- [DIRECTIONS]:
Search the records for the word "ylabel" and report each line that has it.

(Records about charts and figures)
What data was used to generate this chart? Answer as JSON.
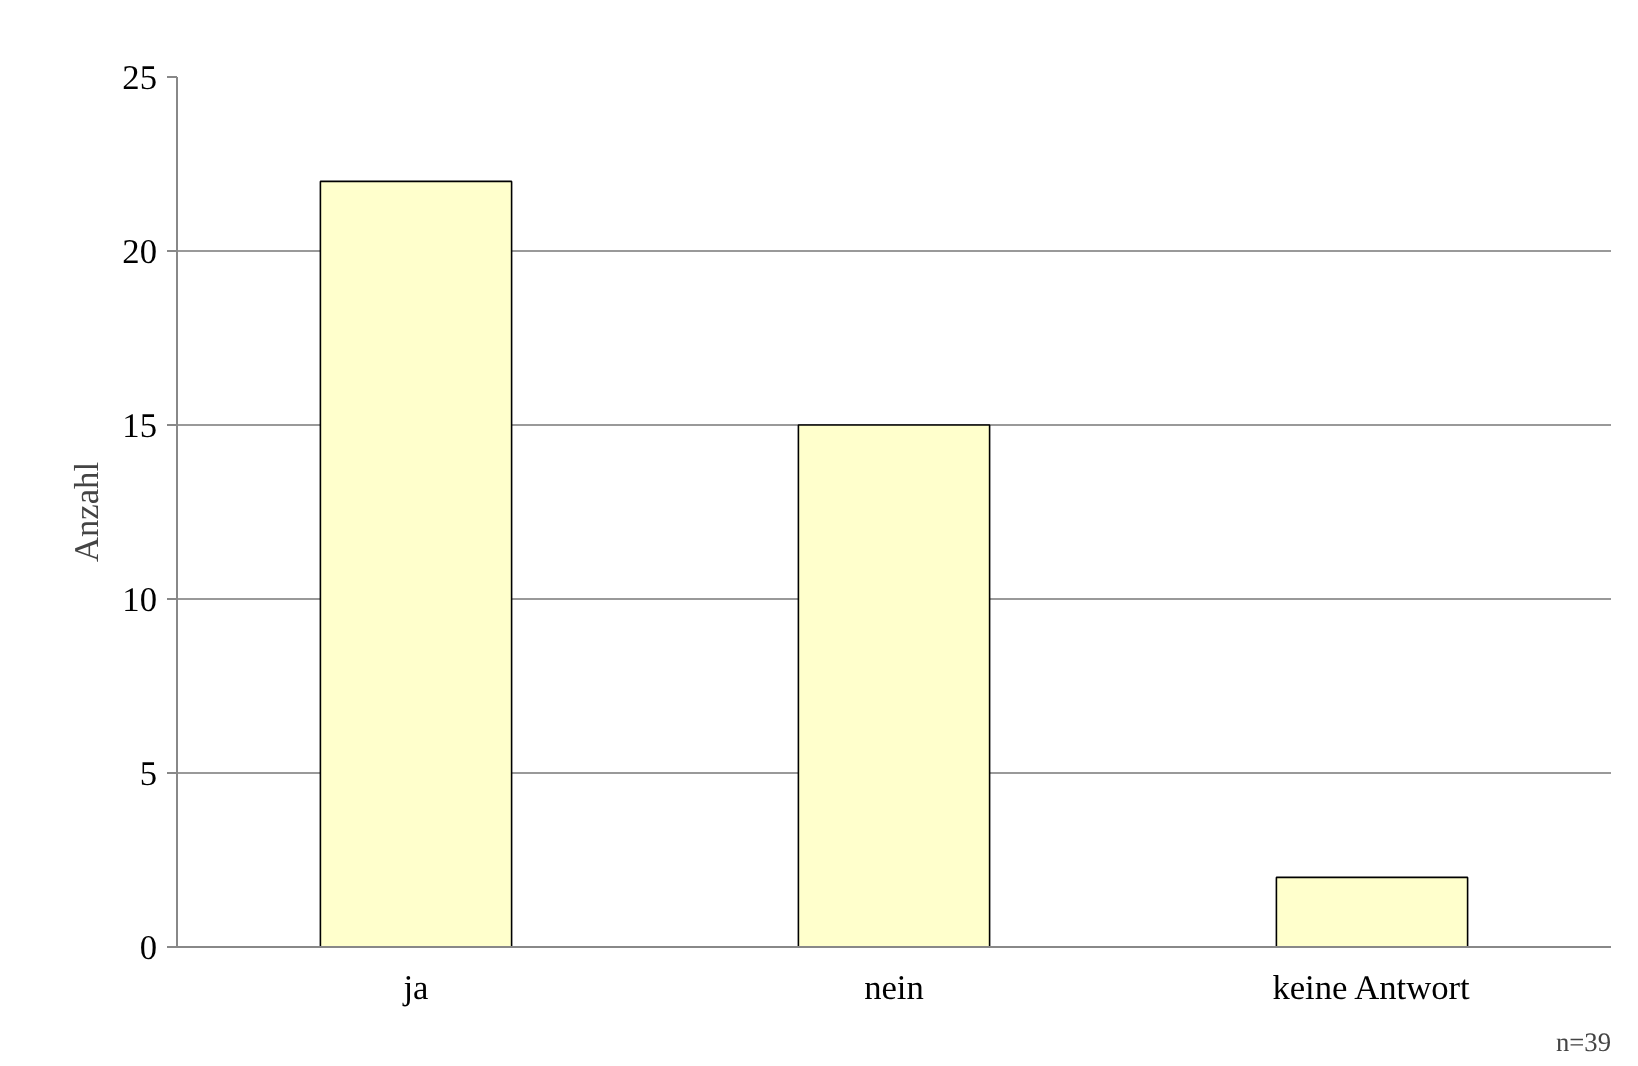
{
  "chart_data": {
    "type": "bar",
    "ylabel": "Anzahl",
    "categories": [
      "ja",
      "nein",
      "keine Antwort"
    ],
    "values": [
      22,
      15,
      2
    ],
    "color": "#ffffcc",
    "ylim": [
      0,
      25
    ],
    "yticks": [
      0,
      5,
      10,
      15,
      20,
      25
    ],
    "grid": "y",
    "annotations": [
      "n=39"
    ]
  }
}
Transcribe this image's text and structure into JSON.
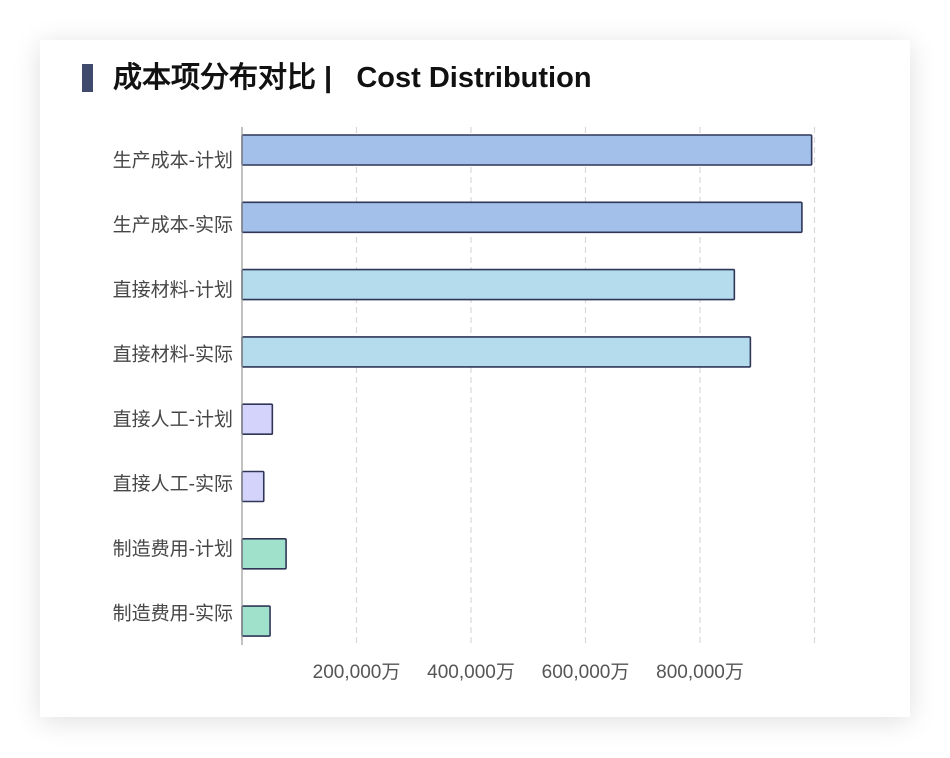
{
  "title": {
    "text": "成本项分布对比 |   Cost Distribution"
  },
  "chart_data": {
    "type": "bar",
    "orientation": "horizontal",
    "categories": [
      "生产成本-计划",
      "生产成本-实际",
      "直接材料-计划",
      "直接材料-实际",
      "直接人工-计划",
      "直接人工-实际",
      "制造费用-计划",
      "制造费用-实际"
    ],
    "values": [
      995000,
      978000,
      860000,
      888000,
      53000,
      38000,
      77000,
      49000
    ],
    "xlim": [
      0,
      1000000
    ],
    "xticks": [
      200000,
      400000,
      600000,
      800000
    ],
    "xtick_labels": [
      "200,000万",
      "400,000万",
      "600,000万",
      "800,000万"
    ],
    "grid": true,
    "bar_colors": [
      "#a2c0ea",
      "#a2c0ea",
      "#b4dcec",
      "#b4dcec",
      "#d3d3fc",
      "#d3d3fc",
      "#a0e1cb",
      "#a0e1cb"
    ],
    "bar_border_color": "#2f3657",
    "title_marker_color": "#3f4a6c"
  }
}
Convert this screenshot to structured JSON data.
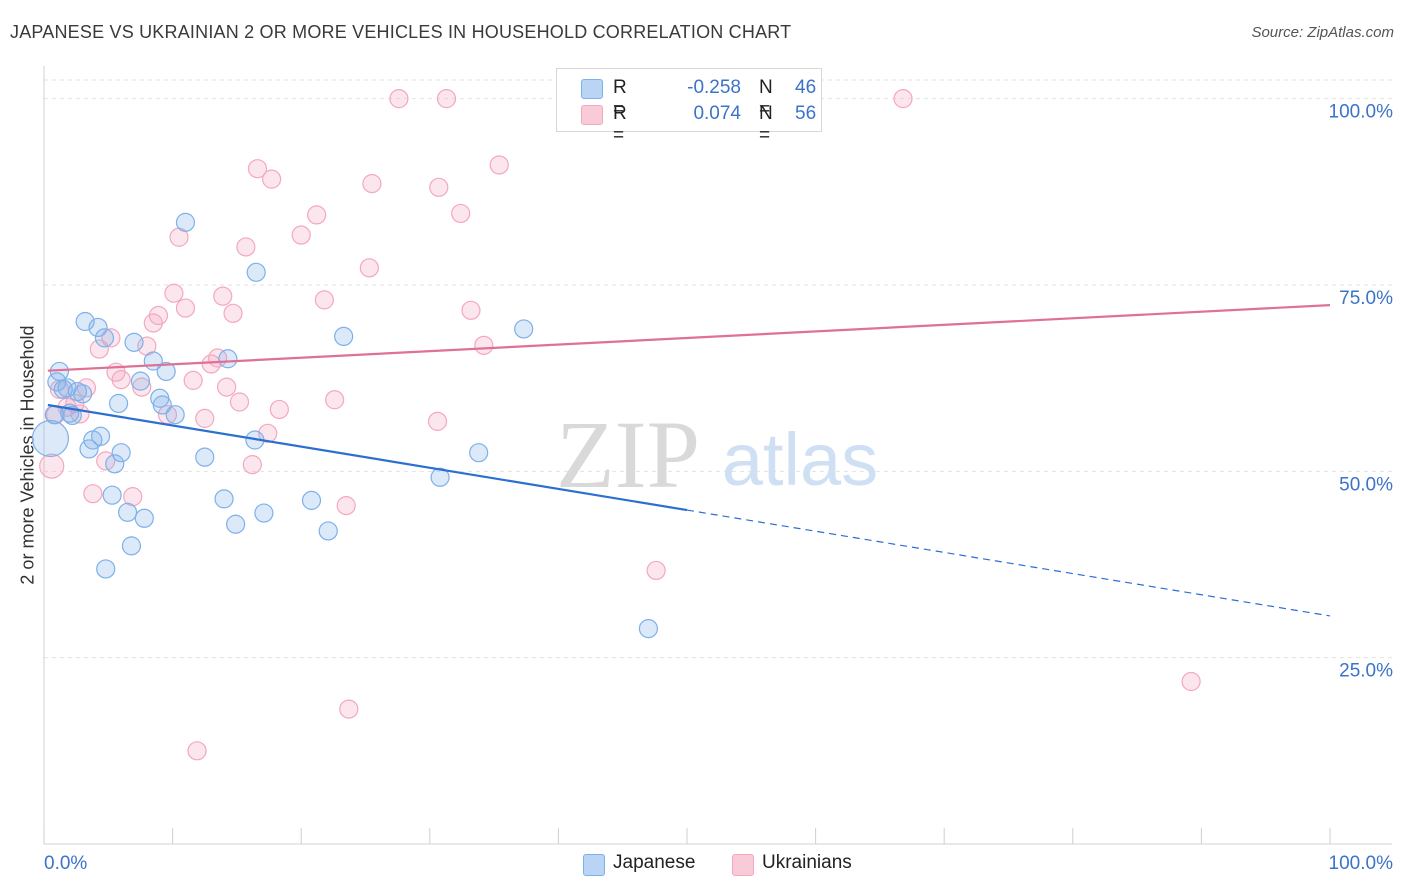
{
  "title": "JAPANESE VS UKRAINIAN 2 OR MORE VEHICLES IN HOUSEHOLD CORRELATION CHART",
  "source": "Source: ZipAtlas.com",
  "watermark": {
    "zip": "ZIP",
    "atlas": "atlas"
  },
  "legend": {
    "rows": [
      {
        "r_label": "R =",
        "r_value": "-0.258",
        "n_label": "N =",
        "n_value": "46",
        "color": "#a9c9f2"
      },
      {
        "r_label": "R =",
        "r_value": "0.074",
        "n_label": "N =",
        "n_value": "56",
        "color": "#f5b8ca"
      }
    ]
  },
  "bottom_legend": {
    "japanese": "Japanese",
    "ukrainians": "Ukrainians"
  },
  "chart_data": {
    "type": "scatter",
    "title": "JAPANESE VS UKRAINIAN 2 OR MORE VEHICLES IN HOUSEHOLD CORRELATION CHART",
    "xlabel": "",
    "ylabel": "2 or more Vehicles in Household",
    "xlim": [
      0,
      100
    ],
    "ylim": [
      0,
      102.5
    ],
    "x_tick_labels": [
      "0.0%",
      "100.0%"
    ],
    "y_ticks": [
      25,
      50,
      75,
      100
    ],
    "y_tick_labels": [
      "25.0%",
      "50.0%",
      "75.0%",
      "100.0%"
    ],
    "grid": true,
    "legend_position": "top-center",
    "series": [
      {
        "name": "Japanese",
        "color": "#7eb0ea",
        "line_color": "#2b6fd1",
        "trend": {
          "x0": 0.3,
          "y0": 58.9,
          "x1": 50.0,
          "y1": 44.8,
          "dash_to_x": 100,
          "dash_to_y": 30.6
        },
        "points": [
          [
            0.5,
            54.4,
            18
          ],
          [
            0.8,
            57.6,
            9
          ],
          [
            1.0,
            62.0,
            9
          ],
          [
            1.2,
            63.4,
            9
          ],
          [
            1.5,
            61.0,
            9
          ],
          [
            1.8,
            61.2,
            9
          ],
          [
            2.0,
            57.8,
            9
          ],
          [
            2.2,
            57.5,
            9
          ],
          [
            2.6,
            60.7,
            9
          ],
          [
            3.0,
            60.4,
            9
          ],
          [
            3.2,
            70.1,
            9
          ],
          [
            3.5,
            53.0,
            9
          ],
          [
            3.8,
            54.2,
            9
          ],
          [
            4.2,
            69.3,
            9
          ],
          [
            4.4,
            54.7,
            9
          ],
          [
            4.7,
            67.9,
            9
          ],
          [
            5.3,
            46.8,
            9
          ],
          [
            5.5,
            51.0,
            9
          ],
          [
            5.8,
            59.1,
            9
          ],
          [
            6.0,
            52.5,
            9
          ],
          [
            6.5,
            44.5,
            9
          ],
          [
            4.8,
            36.9,
            9
          ],
          [
            6.8,
            40.0,
            9
          ],
          [
            7.0,
            67.3,
            9
          ],
          [
            7.5,
            62.1,
            9
          ],
          [
            7.8,
            43.7,
            9
          ],
          [
            8.5,
            64.8,
            9
          ],
          [
            9.0,
            59.8,
            9
          ],
          [
            9.2,
            58.9,
            9
          ],
          [
            9.5,
            63.4,
            9
          ],
          [
            10.2,
            57.6,
            9
          ],
          [
            11.0,
            83.4,
            9
          ],
          [
            12.5,
            51.9,
            9
          ],
          [
            14.0,
            46.3,
            9
          ],
          [
            14.3,
            65.1,
            9
          ],
          [
            14.9,
            42.9,
            9
          ],
          [
            16.5,
            76.7,
            9
          ],
          [
            16.4,
            54.2,
            9
          ],
          [
            17.1,
            44.4,
            9
          ],
          [
            20.8,
            46.1,
            9
          ],
          [
            22.1,
            42.0,
            9
          ],
          [
            23.3,
            68.1,
            9
          ],
          [
            30.8,
            49.2,
            9
          ],
          [
            33.8,
            52.5,
            9
          ],
          [
            37.3,
            69.1,
            9
          ],
          [
            47.0,
            28.9,
            9
          ]
        ]
      },
      {
        "name": "Ukrainians",
        "color": "#f4a7bd",
        "line_color": "#e07094",
        "trend": {
          "x0": 0.3,
          "y0": 63.5,
          "x1": 100,
          "y1": 72.3
        },
        "points": [
          [
            0.6,
            50.7,
            12
          ],
          [
            0.9,
            57.6,
            9
          ],
          [
            1.2,
            61.0,
            9
          ],
          [
            1.8,
            58.6,
            9
          ],
          [
            2.4,
            59.1,
            9
          ],
          [
            2.8,
            57.7,
            9
          ],
          [
            3.3,
            61.2,
            9
          ],
          [
            3.8,
            47.0,
            9
          ],
          [
            4.3,
            66.4,
            9
          ],
          [
            4.8,
            51.4,
            9
          ],
          [
            5.2,
            67.9,
            9
          ],
          [
            5.6,
            63.3,
            9
          ],
          [
            6.0,
            62.3,
            9
          ],
          [
            6.9,
            46.6,
            9
          ],
          [
            7.6,
            61.3,
            9
          ],
          [
            8.0,
            66.8,
            9
          ],
          [
            8.5,
            69.9,
            9
          ],
          [
            8.9,
            70.9,
            9
          ],
          [
            9.6,
            57.6,
            9
          ],
          [
            10.1,
            73.9,
            9
          ],
          [
            10.5,
            81.4,
            9
          ],
          [
            11.0,
            71.9,
            9
          ],
          [
            11.6,
            62.2,
            9
          ],
          [
            11.9,
            12.5,
            9
          ],
          [
            12.5,
            57.1,
            9
          ],
          [
            13.0,
            64.4,
            9
          ],
          [
            13.5,
            65.2,
            9
          ],
          [
            13.9,
            73.5,
            9
          ],
          [
            14.2,
            61.3,
            9
          ],
          [
            14.7,
            71.2,
            9
          ],
          [
            15.2,
            59.3,
            9
          ],
          [
            15.7,
            80.1,
            9
          ],
          [
            16.2,
            50.9,
            9
          ],
          [
            16.6,
            90.6,
            9
          ],
          [
            17.4,
            55.1,
            9
          ],
          [
            17.7,
            89.2,
            9
          ],
          [
            18.3,
            58.3,
            9
          ],
          [
            20.0,
            81.7,
            9
          ],
          [
            21.2,
            84.4,
            9
          ],
          [
            21.8,
            73.0,
            9
          ],
          [
            22.6,
            59.6,
            9
          ],
          [
            23.5,
            45.4,
            9
          ],
          [
            23.7,
            18.1,
            9
          ],
          [
            25.3,
            77.3,
            9
          ],
          [
            25.5,
            88.6,
            9
          ],
          [
            27.6,
            100.0,
            9
          ],
          [
            30.6,
            56.7,
            9
          ],
          [
            30.7,
            88.1,
            9
          ],
          [
            31.3,
            100.0,
            9
          ],
          [
            32.4,
            84.6,
            9
          ],
          [
            33.2,
            71.6,
            9
          ],
          [
            34.2,
            66.9,
            9
          ],
          [
            35.4,
            91.1,
            9
          ],
          [
            47.6,
            36.7,
            9
          ],
          [
            66.8,
            100.0,
            9
          ],
          [
            89.2,
            21.8,
            9
          ]
        ]
      }
    ]
  }
}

- [RESULT FOR THIS TASK]:
    "ylabel": "Anzahl",
    "ylabel": "2 or more Vehicles in Household",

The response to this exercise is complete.